### Extracts from a graphics dataset

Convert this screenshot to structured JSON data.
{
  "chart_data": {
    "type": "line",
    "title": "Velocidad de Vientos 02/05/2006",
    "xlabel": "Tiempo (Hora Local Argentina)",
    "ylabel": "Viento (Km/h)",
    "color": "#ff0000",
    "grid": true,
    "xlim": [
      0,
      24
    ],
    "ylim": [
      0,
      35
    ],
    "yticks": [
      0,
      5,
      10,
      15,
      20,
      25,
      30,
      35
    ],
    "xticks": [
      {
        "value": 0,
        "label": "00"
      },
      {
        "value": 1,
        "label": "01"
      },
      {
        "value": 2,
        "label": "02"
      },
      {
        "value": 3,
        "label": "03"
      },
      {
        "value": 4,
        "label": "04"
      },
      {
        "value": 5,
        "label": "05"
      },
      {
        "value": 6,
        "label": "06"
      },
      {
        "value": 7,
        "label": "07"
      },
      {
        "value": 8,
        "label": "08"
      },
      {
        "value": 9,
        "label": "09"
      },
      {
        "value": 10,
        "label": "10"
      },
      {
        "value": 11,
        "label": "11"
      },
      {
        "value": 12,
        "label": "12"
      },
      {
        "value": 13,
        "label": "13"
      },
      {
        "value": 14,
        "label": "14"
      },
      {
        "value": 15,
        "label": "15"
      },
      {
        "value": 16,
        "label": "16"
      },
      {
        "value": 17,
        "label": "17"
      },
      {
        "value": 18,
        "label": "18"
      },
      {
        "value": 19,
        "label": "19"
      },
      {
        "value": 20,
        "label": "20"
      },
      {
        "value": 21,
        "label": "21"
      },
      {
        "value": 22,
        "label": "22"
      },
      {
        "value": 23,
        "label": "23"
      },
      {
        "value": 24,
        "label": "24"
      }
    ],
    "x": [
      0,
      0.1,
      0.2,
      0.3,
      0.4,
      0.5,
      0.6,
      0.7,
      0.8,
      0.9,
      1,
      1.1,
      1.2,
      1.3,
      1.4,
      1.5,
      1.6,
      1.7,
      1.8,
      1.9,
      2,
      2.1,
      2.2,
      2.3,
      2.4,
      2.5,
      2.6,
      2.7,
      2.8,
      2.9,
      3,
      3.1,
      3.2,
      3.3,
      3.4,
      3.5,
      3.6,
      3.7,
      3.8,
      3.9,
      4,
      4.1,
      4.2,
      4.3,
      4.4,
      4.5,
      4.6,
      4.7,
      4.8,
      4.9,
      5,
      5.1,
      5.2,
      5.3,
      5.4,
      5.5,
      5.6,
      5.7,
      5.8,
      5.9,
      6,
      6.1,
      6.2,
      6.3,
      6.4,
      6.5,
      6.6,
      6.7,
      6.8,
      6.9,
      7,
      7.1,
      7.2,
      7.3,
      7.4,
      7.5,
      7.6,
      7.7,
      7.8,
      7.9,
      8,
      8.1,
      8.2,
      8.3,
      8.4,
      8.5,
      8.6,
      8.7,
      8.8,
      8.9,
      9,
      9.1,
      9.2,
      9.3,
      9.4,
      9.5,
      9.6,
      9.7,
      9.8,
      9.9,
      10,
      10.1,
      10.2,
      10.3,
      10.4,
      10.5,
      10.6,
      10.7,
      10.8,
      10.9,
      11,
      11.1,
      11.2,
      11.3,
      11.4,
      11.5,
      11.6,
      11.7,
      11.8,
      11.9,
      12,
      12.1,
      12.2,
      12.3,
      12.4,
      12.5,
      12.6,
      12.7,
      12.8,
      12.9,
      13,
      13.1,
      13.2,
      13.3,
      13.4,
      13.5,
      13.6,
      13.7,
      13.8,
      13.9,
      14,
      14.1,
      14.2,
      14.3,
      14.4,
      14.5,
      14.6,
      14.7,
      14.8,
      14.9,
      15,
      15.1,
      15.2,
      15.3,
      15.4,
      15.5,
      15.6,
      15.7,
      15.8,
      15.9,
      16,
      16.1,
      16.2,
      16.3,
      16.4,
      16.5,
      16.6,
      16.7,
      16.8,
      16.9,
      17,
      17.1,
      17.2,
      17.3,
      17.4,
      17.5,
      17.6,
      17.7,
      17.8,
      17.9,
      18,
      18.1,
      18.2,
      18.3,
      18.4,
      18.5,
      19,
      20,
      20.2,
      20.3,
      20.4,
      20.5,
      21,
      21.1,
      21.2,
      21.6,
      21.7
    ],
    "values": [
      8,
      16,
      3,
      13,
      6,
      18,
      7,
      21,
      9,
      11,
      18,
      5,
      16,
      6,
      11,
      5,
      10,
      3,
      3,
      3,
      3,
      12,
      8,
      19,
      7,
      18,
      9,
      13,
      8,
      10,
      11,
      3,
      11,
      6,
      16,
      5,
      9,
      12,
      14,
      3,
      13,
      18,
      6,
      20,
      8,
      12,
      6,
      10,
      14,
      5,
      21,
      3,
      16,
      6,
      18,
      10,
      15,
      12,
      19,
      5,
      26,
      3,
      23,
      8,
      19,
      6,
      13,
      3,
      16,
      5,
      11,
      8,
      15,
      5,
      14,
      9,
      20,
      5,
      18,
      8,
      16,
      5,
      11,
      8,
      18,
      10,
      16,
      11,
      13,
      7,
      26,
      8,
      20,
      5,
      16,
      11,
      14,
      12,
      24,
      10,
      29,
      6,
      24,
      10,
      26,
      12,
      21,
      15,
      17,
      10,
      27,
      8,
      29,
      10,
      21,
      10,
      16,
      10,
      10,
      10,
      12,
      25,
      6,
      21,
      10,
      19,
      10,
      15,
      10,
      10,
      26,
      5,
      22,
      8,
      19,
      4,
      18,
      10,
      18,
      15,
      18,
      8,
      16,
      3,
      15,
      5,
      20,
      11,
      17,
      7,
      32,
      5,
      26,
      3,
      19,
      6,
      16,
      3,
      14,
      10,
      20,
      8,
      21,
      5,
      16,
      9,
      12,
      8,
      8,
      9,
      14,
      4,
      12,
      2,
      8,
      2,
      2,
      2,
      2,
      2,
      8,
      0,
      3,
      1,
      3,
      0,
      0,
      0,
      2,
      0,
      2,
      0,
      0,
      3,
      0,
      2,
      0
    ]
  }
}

### TASK PROMPT
Extract the listing in its entirety and repeat it exactly.

### RESPONSE TO THIS EXERCISE
Convert this screenshot to structured JSON data.
{
  "chart_data": {
    "type": "line",
    "title": "Velocidad de Vientos 02/05/2006",
    "xlabel": "Tiempo (Hora Local Argentina)",
    "ylabel": "Viento (Km/h)",
    "color": "#ff0000",
    "grid": true,
    "xlim": [
      0,
      24
    ],
    "ylim": [
      0,
      35
    ],
    "yticks": [
      0,
      5,
      10,
      15,
      20,
      25,
      30,
      35
    ],
    "xticks": [
      {
        "value": 0,
        "label": "00"
      },
      {
        "value": 1,
        "label": "01"
      },
      {
        "value": 2,
        "label": "02"
      },
      {
        "value": 3,
        "label": "03"
      },
      {
        "value": 4,
        "label": "04"
      },
      {
        "value": 5,
        "label": "05"
      },
      {
        "value": 6,
        "label": "06"
      },
      {
        "value": 7,
        "label": "07"
      },
      {
        "value": 8,
        "label": "08"
      },
      {
        "value": 9,
        "label": "09"
      },
      {
        "value": 10,
        "label": "10"
      },
      {
        "value": 11,
        "label": "11"
      },
      {
        "value": 12,
        "label": "12"
      },
      {
        "value": 13,
        "label": "13"
      },
      {
        "value": 14,
        "label": "14"
      },
      {
        "value": 15,
        "label": "15"
      },
      {
        "value": 16,
        "label": "16"
      },
      {
        "value": 17,
        "label": "17"
      },
      {
        "value": 18,
        "label": "18"
      },
      {
        "value": 19,
        "label": "19"
      },
      {
        "value": 20,
        "label": "20"
      },
      {
        "value": 21,
        "label": "21"
      },
      {
        "value": 22,
        "label": "22"
      },
      {
        "value": 23,
        "label": "23"
      },
      {
        "value": 24,
        "label": "24"
      }
    ],
    "x": [
      0,
      0.1,
      0.2,
      0.3,
      0.4,
      0.5,
      0.6,
      0.7,
      0.8,
      0.9,
      1,
      1.1,
      1.2,
      1.3,
      1.4,
      1.5,
      1.6,
      1.7,
      1.8,
      1.9,
      2,
      2.1,
      2.2,
      2.3,
      2.4,
      2.5,
      2.6,
      2.7,
      2.8,
      2.9,
      3,
      3.1,
      3.2,
      3.3,
      3.4,
      3.5,
      3.6,
      3.7,
      3.8,
      3.9,
      4,
      4.1,
      4.2,
      4.3,
      4.4,
      4.5,
      4.6,
      4.7,
      4.8,
      4.9,
      5,
      5.1,
      5.2,
      5.3,
      5.4,
      5.5,
      5.6,
      5.7,
      5.8,
      5.9,
      6,
      6.1,
      6.2,
      6.3,
      6.4,
      6.5,
      6.6,
      6.7,
      6.8,
      6.9,
      7,
      7.1,
      7.2,
      7.3,
      7.4,
      7.5,
      7.6,
      7.7,
      7.8,
      7.9,
      8,
      8.1,
      8.2,
      8.3,
      8.4,
      8.5,
      8.6,
      8.7,
      8.8,
      8.9,
      9,
      9.1,
      9.2,
      9.3,
      9.4,
      9.5,
      9.6,
      9.7,
      9.8,
      9.9,
      10,
      10.1,
      10.2,
      10.3,
      10.4,
      10.5,
      10.6,
      10.7,
      10.8,
      10.9,
      11,
      11.1,
      11.2,
      11.3,
      11.4,
      11.5,
      11.6,
      11.7,
      11.8,
      11.9,
      12,
      12.1,
      12.2,
      12.3,
      12.4,
      12.5,
      12.6,
      12.7,
      12.8,
      12.9,
      13,
      13.1,
      13.2,
      13.3,
      13.4,
      13.5,
      13.6,
      13.7,
      13.8,
      13.9,
      14,
      14.1,
      14.2,
      14.3,
      14.4,
      14.5,
      14.6,
      14.7,
      14.8,
      14.9,
      15,
      15.1,
      15.2,
      15.3,
      15.4,
      15.5,
      15.6,
      15.7,
      15.8,
      15.9,
      16,
      16.1,
      16.2,
      16.3,
      16.4,
      16.5,
      16.6,
      16.7,
      16.8,
      16.9,
      17,
      17.1,
      17.2,
      17.3,
      17.4,
      17.5,
      17.6,
      17.7,
      17.8,
      17.9,
      18,
      18.1,
      18.2,
      18.3,
      18.4,
      18.5,
      19,
      20,
      20.2,
      20.3,
      20.4,
      20.5,
      21,
      21.1,
      21.2,
      21.6,
      21.7
    ],
    "values": [
      8,
      16,
      3,
      13,
      6,
      18,
      7,
      21,
      9,
      11,
      18,
      5,
      16,
      6,
      11,
      5,
      10,
      3,
      3,
      3,
      3,
      12,
      8,
      19,
      7,
      18,
      9,
      13,
      8,
      10,
      11,
      3,
      11,
      6,
      16,
      5,
      9,
      12,
      14,
      3,
      13,
      18,
      6,
      20,
      8,
      12,
      6,
      10,
      14,
      5,
      21,
      3,
      16,
      6,
      18,
      10,
      15,
      12,
      19,
      5,
      26,
      3,
      23,
      8,
      19,
      6,
      13,
      3,
      16,
      5,
      11,
      8,
      15,
      5,
      14,
      9,
      20,
      5,
      18,
      8,
      16,
      5,
      11,
      8,
      18,
      10,
      16,
      11,
      13,
      7,
      26,
      8,
      20,
      5,
      16,
      11,
      14,
      12,
      24,
      10,
      29,
      6,
      24,
      10,
      26,
      12,
      21,
      15,
      17,
      10,
      27,
      8,
      29,
      10,
      21,
      10,
      16,
      10,
      10,
      10,
      12,
      25,
      6,
      21,
      10,
      19,
      10,
      15,
      10,
      10,
      26,
      5,
      22,
      8,
      19,
      4,
      18,
      10,
      18,
      15,
      18,
      8,
      16,
      3,
      15,
      5,
      20,
      11,
      17,
      7,
      32,
      5,
      26,
      3,
      19,
      6,
      16,
      3,
      14,
      10,
      20,
      8,
      21,
      5,
      16,
      9,
      12,
      8,
      8,
      9,
      14,
      4,
      12,
      2,
      8,
      2,
      2,
      2,
      2,
      2,
      8,
      0,
      3,
      1,
      3,
      0,
      0,
      0,
      2,
      0,
      2,
      0,
      0,
      3,
      0,
      2,
      0
    ]
  }
}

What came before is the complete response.